THE TASK: Go through the records and give each one again exactly.

SUPPLIED RECORDS:
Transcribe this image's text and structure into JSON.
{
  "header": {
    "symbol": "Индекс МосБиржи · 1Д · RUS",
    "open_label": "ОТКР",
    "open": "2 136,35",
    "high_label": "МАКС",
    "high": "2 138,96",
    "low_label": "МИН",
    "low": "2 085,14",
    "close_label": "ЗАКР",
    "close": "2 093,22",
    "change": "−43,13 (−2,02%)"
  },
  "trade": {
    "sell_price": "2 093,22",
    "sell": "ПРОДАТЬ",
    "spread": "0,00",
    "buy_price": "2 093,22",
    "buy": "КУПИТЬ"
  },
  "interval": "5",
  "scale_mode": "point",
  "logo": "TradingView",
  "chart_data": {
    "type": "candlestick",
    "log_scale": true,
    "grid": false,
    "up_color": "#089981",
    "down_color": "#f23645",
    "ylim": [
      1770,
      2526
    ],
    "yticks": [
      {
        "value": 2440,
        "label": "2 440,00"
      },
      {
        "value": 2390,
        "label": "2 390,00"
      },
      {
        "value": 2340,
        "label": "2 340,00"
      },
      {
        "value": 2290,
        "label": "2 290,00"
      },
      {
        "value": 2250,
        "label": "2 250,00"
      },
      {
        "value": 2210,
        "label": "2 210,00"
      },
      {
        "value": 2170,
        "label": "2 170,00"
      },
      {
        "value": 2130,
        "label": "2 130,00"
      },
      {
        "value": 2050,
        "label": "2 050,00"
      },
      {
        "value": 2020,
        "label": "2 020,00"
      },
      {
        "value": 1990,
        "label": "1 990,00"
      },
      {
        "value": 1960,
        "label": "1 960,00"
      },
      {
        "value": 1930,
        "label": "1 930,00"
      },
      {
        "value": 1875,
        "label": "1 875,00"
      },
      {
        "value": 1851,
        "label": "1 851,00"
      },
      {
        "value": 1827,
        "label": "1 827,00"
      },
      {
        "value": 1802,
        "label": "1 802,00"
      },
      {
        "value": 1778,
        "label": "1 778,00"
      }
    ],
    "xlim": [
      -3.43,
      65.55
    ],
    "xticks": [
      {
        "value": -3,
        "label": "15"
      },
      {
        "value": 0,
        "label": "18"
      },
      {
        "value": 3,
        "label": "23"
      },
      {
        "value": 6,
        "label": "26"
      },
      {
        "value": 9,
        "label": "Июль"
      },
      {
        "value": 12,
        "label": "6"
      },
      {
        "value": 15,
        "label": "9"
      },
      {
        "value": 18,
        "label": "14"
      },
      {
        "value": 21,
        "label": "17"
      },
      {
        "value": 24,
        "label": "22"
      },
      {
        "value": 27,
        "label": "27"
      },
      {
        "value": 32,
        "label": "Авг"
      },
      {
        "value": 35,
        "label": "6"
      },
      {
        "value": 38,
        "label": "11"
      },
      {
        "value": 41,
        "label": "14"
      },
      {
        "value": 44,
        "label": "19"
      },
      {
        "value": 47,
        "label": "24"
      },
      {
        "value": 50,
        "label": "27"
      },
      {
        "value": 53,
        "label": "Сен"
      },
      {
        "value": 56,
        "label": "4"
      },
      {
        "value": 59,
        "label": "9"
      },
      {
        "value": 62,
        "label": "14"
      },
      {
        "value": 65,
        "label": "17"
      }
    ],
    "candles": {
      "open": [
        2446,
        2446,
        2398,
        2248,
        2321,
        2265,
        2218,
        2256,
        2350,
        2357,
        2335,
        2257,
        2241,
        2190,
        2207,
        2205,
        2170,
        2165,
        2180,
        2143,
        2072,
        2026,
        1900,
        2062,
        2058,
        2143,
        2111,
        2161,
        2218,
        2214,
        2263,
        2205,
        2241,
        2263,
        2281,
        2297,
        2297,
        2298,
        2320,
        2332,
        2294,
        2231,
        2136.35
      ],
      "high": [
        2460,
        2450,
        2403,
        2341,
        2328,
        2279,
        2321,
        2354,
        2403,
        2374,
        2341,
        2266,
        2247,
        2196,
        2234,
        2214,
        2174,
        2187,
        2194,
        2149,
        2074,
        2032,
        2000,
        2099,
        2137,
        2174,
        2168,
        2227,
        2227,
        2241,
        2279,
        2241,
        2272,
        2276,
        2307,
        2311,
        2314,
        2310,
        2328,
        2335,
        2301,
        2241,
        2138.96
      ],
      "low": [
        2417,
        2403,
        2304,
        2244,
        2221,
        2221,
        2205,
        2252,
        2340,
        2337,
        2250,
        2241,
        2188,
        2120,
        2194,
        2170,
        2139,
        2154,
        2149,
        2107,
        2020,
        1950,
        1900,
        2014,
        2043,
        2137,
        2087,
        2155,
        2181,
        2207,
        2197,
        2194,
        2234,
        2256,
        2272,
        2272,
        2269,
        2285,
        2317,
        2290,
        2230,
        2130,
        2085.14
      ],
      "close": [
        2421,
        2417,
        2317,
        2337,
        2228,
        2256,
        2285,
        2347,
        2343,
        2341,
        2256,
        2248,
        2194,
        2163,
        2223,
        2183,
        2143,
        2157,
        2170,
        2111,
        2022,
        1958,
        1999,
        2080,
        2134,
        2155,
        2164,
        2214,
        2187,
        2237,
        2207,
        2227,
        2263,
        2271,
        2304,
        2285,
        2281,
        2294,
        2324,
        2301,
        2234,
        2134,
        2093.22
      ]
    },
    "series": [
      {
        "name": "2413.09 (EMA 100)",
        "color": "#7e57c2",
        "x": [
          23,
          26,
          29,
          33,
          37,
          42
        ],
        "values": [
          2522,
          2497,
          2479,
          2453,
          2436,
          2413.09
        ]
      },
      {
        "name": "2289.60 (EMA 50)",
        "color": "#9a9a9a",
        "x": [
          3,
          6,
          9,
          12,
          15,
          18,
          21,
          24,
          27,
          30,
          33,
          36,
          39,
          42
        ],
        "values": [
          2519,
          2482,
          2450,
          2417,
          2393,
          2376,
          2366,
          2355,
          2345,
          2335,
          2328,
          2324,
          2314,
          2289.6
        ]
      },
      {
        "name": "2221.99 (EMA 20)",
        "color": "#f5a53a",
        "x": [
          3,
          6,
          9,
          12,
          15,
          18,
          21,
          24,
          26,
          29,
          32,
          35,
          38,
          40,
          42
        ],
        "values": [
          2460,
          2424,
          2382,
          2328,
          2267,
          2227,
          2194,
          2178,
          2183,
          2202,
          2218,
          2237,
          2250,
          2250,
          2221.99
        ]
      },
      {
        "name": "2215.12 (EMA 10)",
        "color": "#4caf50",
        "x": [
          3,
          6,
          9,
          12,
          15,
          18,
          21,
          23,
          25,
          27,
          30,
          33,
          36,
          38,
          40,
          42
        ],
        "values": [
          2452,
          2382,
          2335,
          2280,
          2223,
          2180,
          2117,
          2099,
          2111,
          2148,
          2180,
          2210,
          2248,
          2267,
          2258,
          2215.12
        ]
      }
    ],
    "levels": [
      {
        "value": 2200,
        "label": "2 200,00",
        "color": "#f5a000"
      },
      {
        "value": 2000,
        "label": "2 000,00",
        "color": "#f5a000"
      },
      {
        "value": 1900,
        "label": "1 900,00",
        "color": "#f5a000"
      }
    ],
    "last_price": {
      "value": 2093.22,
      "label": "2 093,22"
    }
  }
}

REPLY TO THE TASK:
Transcribe this image's text and structure into JSON.
{
  "header": {
    "symbol": "Индекс МосБиржи · 1Д · RUS",
    "open_label": "ОТКР",
    "open": "2 136,35",
    "high_label": "МАКС",
    "high": "2 138,96",
    "low_label": "МИН",
    "low": "2 085,14",
    "close_label": "ЗАКР",
    "close": "2 093,22",
    "change": "−43,13 (−2,02%)"
  },
  "trade": {
    "sell_price": "2 093,22",
    "sell": "ПРОДАТЬ",
    "spread": "0,00",
    "buy_price": "2 093,22",
    "buy": "КУПИТЬ"
  },
  "interval": "5",
  "scale_mode": "point",
  "logo": "TradingView",
  "chart_data": {
    "type": "candlestick",
    "log_scale": true,
    "grid": false,
    "up_color": "#089981",
    "down_color": "#f23645",
    "ylim": [
      1770,
      2526
    ],
    "yticks": [
      {
        "value": 2440,
        "label": "2 440,00"
      },
      {
        "value": 2390,
        "label": "2 390,00"
      },
      {
        "value": 2340,
        "label": "2 340,00"
      },
      {
        "value": 2290,
        "label": "2 290,00"
      },
      {
        "value": 2250,
        "label": "2 250,00"
      },
      {
        "value": 2210,
        "label": "2 210,00"
      },
      {
        "value": 2170,
        "label": "2 170,00"
      },
      {
        "value": 2130,
        "label": "2 130,00"
      },
      {
        "value": 2050,
        "label": "2 050,00"
      },
      {
        "value": 2020,
        "label": "2 020,00"
      },
      {
        "value": 1990,
        "label": "1 990,00"
      },
      {
        "value": 1960,
        "label": "1 960,00"
      },
      {
        "value": 1930,
        "label": "1 930,00"
      },
      {
        "value": 1875,
        "label": "1 875,00"
      },
      {
        "value": 1851,
        "label": "1 851,00"
      },
      {
        "value": 1827,
        "label": "1 827,00"
      },
      {
        "value": 1802,
        "label": "1 802,00"
      },
      {
        "value": 1778,
        "label": "1 778,00"
      }
    ],
    "xlim": [
      -3.43,
      65.55
    ],
    "xticks": [
      {
        "value": -3,
        "label": "15"
      },
      {
        "value": 0,
        "label": "18"
      },
      {
        "value": 3,
        "label": "23"
      },
      {
        "value": 6,
        "label": "26"
      },
      {
        "value": 9,
        "label": "Июль"
      },
      {
        "value": 12,
        "label": "6"
      },
      {
        "value": 15,
        "label": "9"
      },
      {
        "value": 18,
        "label": "14"
      },
      {
        "value": 21,
        "label": "17"
      },
      {
        "value": 24,
        "label": "22"
      },
      {
        "value": 27,
        "label": "27"
      },
      {
        "value": 32,
        "label": "Авг"
      },
      {
        "value": 35,
        "label": "6"
      },
      {
        "value": 38,
        "label": "11"
      },
      {
        "value": 41,
        "label": "14"
      },
      {
        "value": 44,
        "label": "19"
      },
      {
        "value": 47,
        "label": "24"
      },
      {
        "value": 50,
        "label": "27"
      },
      {
        "value": 53,
        "label": "Сен"
      },
      {
        "value": 56,
        "label": "4"
      },
      {
        "value": 59,
        "label": "9"
      },
      {
        "value": 62,
        "label": "14"
      },
      {
        "value": 65,
        "label": "17"
      }
    ],
    "candles": {
      "open": [
        2446,
        2446,
        2398,
        2248,
        2321,
        2265,
        2218,
        2256,
        2350,
        2357,
        2335,
        2257,
        2241,
        2190,
        2207,
        2205,
        2170,
        2165,
        2180,
        2143,
        2072,
        2026,
        1900,
        2062,
        2058,
        2143,
        2111,
        2161,
        2218,
        2214,
        2263,
        2205,
        2241,
        2263,
        2281,
        2297,
        2297,
        2298,
        2320,
        2332,
        2294,
        2231,
        2136.35
      ],
      "high": [
        2460,
        2450,
        2403,
        2341,
        2328,
        2279,
        2321,
        2354,
        2403,
        2374,
        2341,
        2266,
        2247,
        2196,
        2234,
        2214,
        2174,
        2187,
        2194,
        2149,
        2074,
        2032,
        2000,
        2099,
        2137,
        2174,
        2168,
        2227,
        2227,
        2241,
        2279,
        2241,
        2272,
        2276,
        2307,
        2311,
        2314,
        2310,
        2328,
        2335,
        2301,
        2241,
        2138.96
      ],
      "low": [
        2417,
        2403,
        2304,
        2244,
        2221,
        2221,
        2205,
        2252,
        2340,
        2337,
        2250,
        2241,
        2188,
        2120,
        2194,
        2170,
        2139,
        2154,
        2149,
        2107,
        2020,
        1950,
        1900,
        2014,
        2043,
        2137,
        2087,
        2155,
        2181,
        2207,
        2197,
        2194,
        2234,
        2256,
        2272,
        2272,
        2269,
        2285,
        2317,
        2290,
        2230,
        2130,
        2085.14
      ],
      "close": [
        2421,
        2417,
        2317,
        2337,
        2228,
        2256,
        2285,
        2347,
        2343,
        2341,
        2256,
        2248,
        2194,
        2163,
        2223,
        2183,
        2143,
        2157,
        2170,
        2111,
        2022,
        1958,
        1999,
        2080,
        2134,
        2155,
        2164,
        2214,
        2187,
        2237,
        2207,
        2227,
        2263,
        2271,
        2304,
        2285,
        2281,
        2294,
        2324,
        2301,
        2234,
        2134,
        2093.22
      ]
    },
    "series": [
      {
        "name": "2413.09 (EMA 100)",
        "color": "#7e57c2",
        "x": [
          23,
          26,
          29,
          33,
          37,
          42
        ],
        "values": [
          2522,
          2497,
          2479,
          2453,
          2436,
          2413.09
        ]
      },
      {
        "name": "2289.60 (EMA 50)",
        "color": "#9a9a9a",
        "x": [
          3,
          6,
          9,
          12,
          15,
          18,
          21,
          24,
          27,
          30,
          33,
          36,
          39,
          42
        ],
        "values": [
          2519,
          2482,
          2450,
          2417,
          2393,
          2376,
          2366,
          2355,
          2345,
          2335,
          2328,
          2324,
          2314,
          2289.6
        ]
      },
      {
        "name": "2221.99 (EMA 20)",
        "color": "#f5a53a",
        "x": [
          3,
          6,
          9,
          12,
          15,
          18,
          21,
          24,
          26,
          29,
          32,
          35,
          38,
          40,
          42
        ],
        "values": [
          2460,
          2424,
          2382,
          2328,
          2267,
          2227,
          2194,
          2178,
          2183,
          2202,
          2218,
          2237,
          2250,
          2250,
          2221.99
        ]
      },
      {
        "name": "2215.12 (EMA 10)",
        "color": "#4caf50",
        "x": [
          3,
          6,
          9,
          12,
          15,
          18,
          21,
          23,
          25,
          27,
          30,
          33,
          36,
          38,
          40,
          42
        ],
        "values": [
          2452,
          2382,
          2335,
          2280,
          2223,
          2180,
          2117,
          2099,
          2111,
          2148,
          2180,
          2210,
          2248,
          2267,
          2258,
          2215.12
        ]
      }
    ],
    "levels": [
      {
        "value": 2200,
        "label": "2 200,00",
        "color": "#f5a000"
      },
      {
        "value": 2000,
        "label": "2 000,00",
        "color": "#f5a000"
      },
      {
        "value": 1900,
        "label": "1 900,00",
        "color": "#f5a000"
      }
    ],
    "last_price": {
      "value": 2093.22,
      "label": "2 093,22"
    }
  }
}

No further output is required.